-- START INPUT RECORDS --

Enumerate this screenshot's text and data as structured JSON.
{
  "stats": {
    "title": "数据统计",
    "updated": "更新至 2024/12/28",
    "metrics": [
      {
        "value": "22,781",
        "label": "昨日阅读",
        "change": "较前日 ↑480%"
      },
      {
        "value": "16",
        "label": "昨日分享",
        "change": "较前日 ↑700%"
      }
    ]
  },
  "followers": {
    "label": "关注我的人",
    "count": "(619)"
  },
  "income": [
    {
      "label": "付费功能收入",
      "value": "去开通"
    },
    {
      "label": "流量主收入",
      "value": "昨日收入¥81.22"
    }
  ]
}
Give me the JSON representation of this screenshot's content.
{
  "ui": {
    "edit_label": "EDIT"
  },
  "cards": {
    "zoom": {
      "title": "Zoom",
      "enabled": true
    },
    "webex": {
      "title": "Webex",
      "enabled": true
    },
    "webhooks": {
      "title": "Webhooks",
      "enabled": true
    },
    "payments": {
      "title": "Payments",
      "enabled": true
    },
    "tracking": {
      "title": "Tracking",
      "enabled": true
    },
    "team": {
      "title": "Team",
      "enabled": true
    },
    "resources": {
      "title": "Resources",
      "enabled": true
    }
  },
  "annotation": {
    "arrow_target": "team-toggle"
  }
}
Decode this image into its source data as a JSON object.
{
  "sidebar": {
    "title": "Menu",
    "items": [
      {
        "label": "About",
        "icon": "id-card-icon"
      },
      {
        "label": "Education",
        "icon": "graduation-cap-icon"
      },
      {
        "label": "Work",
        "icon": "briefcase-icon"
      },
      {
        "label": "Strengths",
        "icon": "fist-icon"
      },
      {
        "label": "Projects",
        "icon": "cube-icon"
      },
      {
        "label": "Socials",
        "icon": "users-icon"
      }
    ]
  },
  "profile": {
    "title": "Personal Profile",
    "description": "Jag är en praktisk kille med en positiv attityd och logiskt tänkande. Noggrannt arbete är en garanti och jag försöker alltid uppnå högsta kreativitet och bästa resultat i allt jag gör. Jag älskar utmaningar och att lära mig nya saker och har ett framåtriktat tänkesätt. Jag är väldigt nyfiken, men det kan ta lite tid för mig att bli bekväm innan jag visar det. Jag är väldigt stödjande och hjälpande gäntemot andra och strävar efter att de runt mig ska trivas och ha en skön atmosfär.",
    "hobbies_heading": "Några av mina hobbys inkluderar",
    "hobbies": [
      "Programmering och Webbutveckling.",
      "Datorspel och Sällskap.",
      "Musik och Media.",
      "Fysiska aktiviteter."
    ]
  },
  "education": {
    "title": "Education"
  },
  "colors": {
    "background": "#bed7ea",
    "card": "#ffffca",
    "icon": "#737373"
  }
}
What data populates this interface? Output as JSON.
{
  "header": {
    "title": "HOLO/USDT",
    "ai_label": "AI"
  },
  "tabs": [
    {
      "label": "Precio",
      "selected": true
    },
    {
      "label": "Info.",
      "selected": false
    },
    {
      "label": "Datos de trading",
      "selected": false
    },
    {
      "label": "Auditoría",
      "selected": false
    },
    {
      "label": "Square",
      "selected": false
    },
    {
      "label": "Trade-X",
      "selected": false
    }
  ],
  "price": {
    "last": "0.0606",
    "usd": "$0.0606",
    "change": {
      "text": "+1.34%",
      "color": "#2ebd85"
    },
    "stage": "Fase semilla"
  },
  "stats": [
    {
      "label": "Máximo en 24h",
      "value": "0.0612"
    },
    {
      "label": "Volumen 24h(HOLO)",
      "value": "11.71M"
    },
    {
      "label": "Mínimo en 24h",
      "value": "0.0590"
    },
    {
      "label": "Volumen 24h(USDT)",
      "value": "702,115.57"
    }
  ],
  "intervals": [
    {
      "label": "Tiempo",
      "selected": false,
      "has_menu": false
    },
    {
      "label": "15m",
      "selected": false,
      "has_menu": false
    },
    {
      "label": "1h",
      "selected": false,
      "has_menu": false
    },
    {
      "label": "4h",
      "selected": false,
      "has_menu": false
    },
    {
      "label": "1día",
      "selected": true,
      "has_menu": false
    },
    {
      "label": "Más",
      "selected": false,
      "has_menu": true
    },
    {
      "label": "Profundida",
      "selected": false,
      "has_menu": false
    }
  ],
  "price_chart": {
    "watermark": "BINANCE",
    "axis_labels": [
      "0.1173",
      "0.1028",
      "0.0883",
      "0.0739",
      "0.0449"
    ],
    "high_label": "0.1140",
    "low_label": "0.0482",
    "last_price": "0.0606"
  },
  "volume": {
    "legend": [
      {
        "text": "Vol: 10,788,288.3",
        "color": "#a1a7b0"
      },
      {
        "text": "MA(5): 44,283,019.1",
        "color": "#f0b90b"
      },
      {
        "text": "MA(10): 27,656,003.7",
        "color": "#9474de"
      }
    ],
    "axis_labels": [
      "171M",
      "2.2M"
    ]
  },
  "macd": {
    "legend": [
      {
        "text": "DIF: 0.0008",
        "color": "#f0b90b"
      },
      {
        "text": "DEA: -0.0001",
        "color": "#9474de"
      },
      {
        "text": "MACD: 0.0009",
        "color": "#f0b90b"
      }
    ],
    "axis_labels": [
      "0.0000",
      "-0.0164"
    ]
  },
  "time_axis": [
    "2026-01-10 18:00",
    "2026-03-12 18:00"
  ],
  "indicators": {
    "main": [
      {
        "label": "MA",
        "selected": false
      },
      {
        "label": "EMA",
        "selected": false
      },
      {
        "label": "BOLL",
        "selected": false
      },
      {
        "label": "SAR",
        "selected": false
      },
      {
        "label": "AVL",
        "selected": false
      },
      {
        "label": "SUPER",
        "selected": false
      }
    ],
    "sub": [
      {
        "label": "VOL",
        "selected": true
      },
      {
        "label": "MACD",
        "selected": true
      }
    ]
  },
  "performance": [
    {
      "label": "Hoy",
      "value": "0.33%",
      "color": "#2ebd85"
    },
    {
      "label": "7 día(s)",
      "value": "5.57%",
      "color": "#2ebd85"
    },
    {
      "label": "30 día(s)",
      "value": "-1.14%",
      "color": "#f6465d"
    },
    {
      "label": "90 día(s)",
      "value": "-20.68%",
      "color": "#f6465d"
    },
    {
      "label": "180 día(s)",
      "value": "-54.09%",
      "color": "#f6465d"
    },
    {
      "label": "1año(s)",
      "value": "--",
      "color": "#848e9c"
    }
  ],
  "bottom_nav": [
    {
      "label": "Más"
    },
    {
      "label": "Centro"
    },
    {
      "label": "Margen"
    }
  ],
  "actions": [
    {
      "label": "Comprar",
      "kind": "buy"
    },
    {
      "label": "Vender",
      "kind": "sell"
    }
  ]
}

-- END INPUT RECORDS --

BRIEF: Each record above should be restated word for word.

EXERCISE RESPONSE:
Enumerate this screenshot's text and data as structured JSON.
{
  "stats": {
    "title": "数据统计",
    "updated": "更新至 2024/12/28",
    "metrics": [
      {
        "value": "22,781",
        "label": "昨日阅读",
        "change": "较前日 ↑480%"
      },
      {
        "value": "16",
        "label": "昨日分享",
        "change": "较前日 ↑700%"
      }
    ]
  },
  "followers": {
    "label": "关注我的人",
    "count": "(619)"
  },
  "income": [
    {
      "label": "付费功能收入",
      "value": "去开通"
    },
    {
      "label": "流量主收入",
      "value": "昨日收入¥81.22"
    }
  ]
}
Give me the JSON representation of this screenshot's content.
{
  "ui": {
    "edit_label": "EDIT"
  },
  "cards": {
    "zoom": {
      "title": "Zoom",
      "enabled": true
    },
    "webex": {
      "title": "Webex",
      "enabled": true
    },
    "webhooks": {
      "title": "Webhooks",
      "enabled": true
    },
    "payments": {
      "title": "Payments",
      "enabled": true
    },
    "tracking": {
      "title": "Tracking",
      "enabled": true
    },
    "team": {
      "title": "Team",
      "enabled": true
    },
    "resources": {
      "title": "Resources",
      "enabled": true
    }
  },
  "annotation": {
    "arrow_target": "team-toggle"
  }
}
Decode this image into its source data as a JSON object.
{
  "sidebar": {
    "title": "Menu",
    "items": [
      {
        "label": "About",
        "icon": "id-card-icon"
      },
      {
        "label": "Education",
        "icon": "graduation-cap-icon"
      },
      {
        "label": "Work",
        "icon": "briefcase-icon"
      },
      {
        "label": "Strengths",
        "icon": "fist-icon"
      },
      {
        "label": "Projects",
        "icon": "cube-icon"
      },
      {
        "label": "Socials",
        "icon": "users-icon"
      }
    ]
  },
  "profile": {
    "title": "Personal Profile",
    "description": "Jag är en praktisk kille med en positiv attityd och logiskt tänkande. Noggrannt arbete är en garanti och jag försöker alltid uppnå högsta kreativitet och bästa resultat i allt jag gör. Jag älskar utmaningar och att lära mig nya saker och har ett framåtriktat tänkesätt. Jag är väldigt nyfiken, men det kan ta lite tid för mig att bli bekväm innan jag visar det. Jag är väldigt stödjande och hjälpande gäntemot andra och strävar efter att de runt mig ska trivas och ha en skön atmosfär.",
    "hobbies_heading": "Några av mina hobbys inkluderar",
    "hobbies": [
      "Programmering och Webbutveckling.",
      "Datorspel och Sällskap.",
      "Musik och Media.",
      "Fysiska aktiviteter."
    ]
  },
  "education": {
    "title": "Education"
  },
  "colors": {
    "background": "#bed7ea",
    "card": "#ffffca",
    "icon": "#737373"
  }
}
What data populates this interface? Output as JSON.
{
  "header": {
    "title": "HOLO/USDT",
    "ai_label": "AI"
  },
  "tabs": [
    {
      "label": "Precio",
      "selected": true
    },
    {
      "label": "Info.",
      "selected": false
    },
    {
      "label": "Datos de trading",
      "selected": false
    },
    {
      "label": "Auditoría",
      "selected": false
    },
    {
      "label": "Square",
      "selected": false
    },
    {
      "label": "Trade-X",
      "selected": false
    }
  ],
  "price": {
    "last": "0.0606",
    "usd": "$0.0606",
    "change": {
      "text": "+1.34%",
      "color": "#2ebd85"
    },
    "stage": "Fase semilla"
  },
  "stats": [
    {
      "label": "Máximo en 24h",
      "value": "0.0612"
    },
    {
      "label": "Volumen 24h(HOLO)",
      "value": "11.71M"
    },
    {
      "label": "Mínimo en 24h",
      "value": "0.0590"
    },
    {
      "label": "Volumen 24h(USDT)",
      "value": "702,115.57"
    }
  ],
  "intervals": [
    {
      "label": "Tiempo",
      "selected": false,
      "has_menu": false
    },
    {
      "label": "15m",
      "selected": false,
      "has_menu": false
    },
    {
      "label": "1h",
      "selected": false,
      "has_menu": false
    },
    {
      "label": "4h",
      "selected": false,
      "has_menu": false
    },
    {
      "label": "1día",
      "selected": true,
      "has_menu": false
    },
    {
      "label": "Más",
      "selected": false,
      "has_menu": true
    },
    {
      "label": "Profundida",
      "selected": false,
      "has_menu": false
    }
  ],
  "price_chart": {
    "watermark": "BINANCE",
    "axis_labels": [
      "0.1173",
      "0.1028",
      "0.0883",
      "0.0739",
      "0.0449"
    ],
    "high_label": "0.1140",
    "low_label": "0.0482",
    "last_price": "0.0606"
  },
  "volume": {
    "legend": [
      {
        "text": "Vol: 10,788,288.3",
        "color": "#a1a7b0"
      },
      {
        "text": "MA(5): 44,283,019.1",
        "color": "#f0b90b"
      },
      {
        "text": "MA(10): 27,656,003.7",
        "color": "#9474de"
      }
    ],
    "axis_labels": [
      "171M",
      "2.2M"
    ]
  },
  "macd": {
    "legend": [
      {
        "text": "DIF: 0.0008",
        "color": "#f0b90b"
      },
      {
        "text": "DEA: -0.0001",
        "color": "#9474de"
      },
      {
        "text": "MACD: 0.0009",
        "color": "#f0b90b"
      }
    ],
    "axis_labels": [
      "0.0000",
      "-0.0164"
    ]
  },
  "time_axis": [
    "2026-01-10 18:00",
    "2026-03-12 18:00"
  ],
  "indicators": {
    "main": [
      {
        "label": "MA",
        "selected": false
      },
      {
        "label": "EMA",
        "selected": false
      },
      {
        "label": "BOLL",
        "selected": false
      },
      {
        "label": "SAR",
        "selected": false
      },
      {
        "label": "AVL",
        "selected": false
      },
      {
        "label": "SUPER",
        "selected": false
      }
    ],
    "sub": [
      {
        "label": "VOL",
        "selected": true
      },
      {
        "label": "MACD",
        "selected": true
      }
    ]
  },
  "performance": [
    {
      "label": "Hoy",
      "value": "0.33%",
      "color": "#2ebd85"
    },
    {
      "label": "7 día(s)",
      "value": "5.57%",
      "color": "#2ebd85"
    },
    {
      "label": "30 día(s)",
      "value": "-1.14%",
      "color": "#f6465d"
    },
    {
      "label": "90 día(s)",
      "value": "-20.68%",
      "color": "#f6465d"
    },
    {
      "label": "180 día(s)",
      "value": "-54.09%",
      "color": "#f6465d"
    },
    {
      "label": "1año(s)",
      "value": "--",
      "color": "#848e9c"
    }
  ],
  "bottom_nav": [
    {
      "label": "Más"
    },
    {
      "label": "Centro"
    },
    {
      "label": "Margen"
    }
  ],
  "actions": [
    {
      "label": "Comprar",
      "kind": "buy"
    },
    {
      "label": "Vender",
      "kind": "sell"
    }
  ]
}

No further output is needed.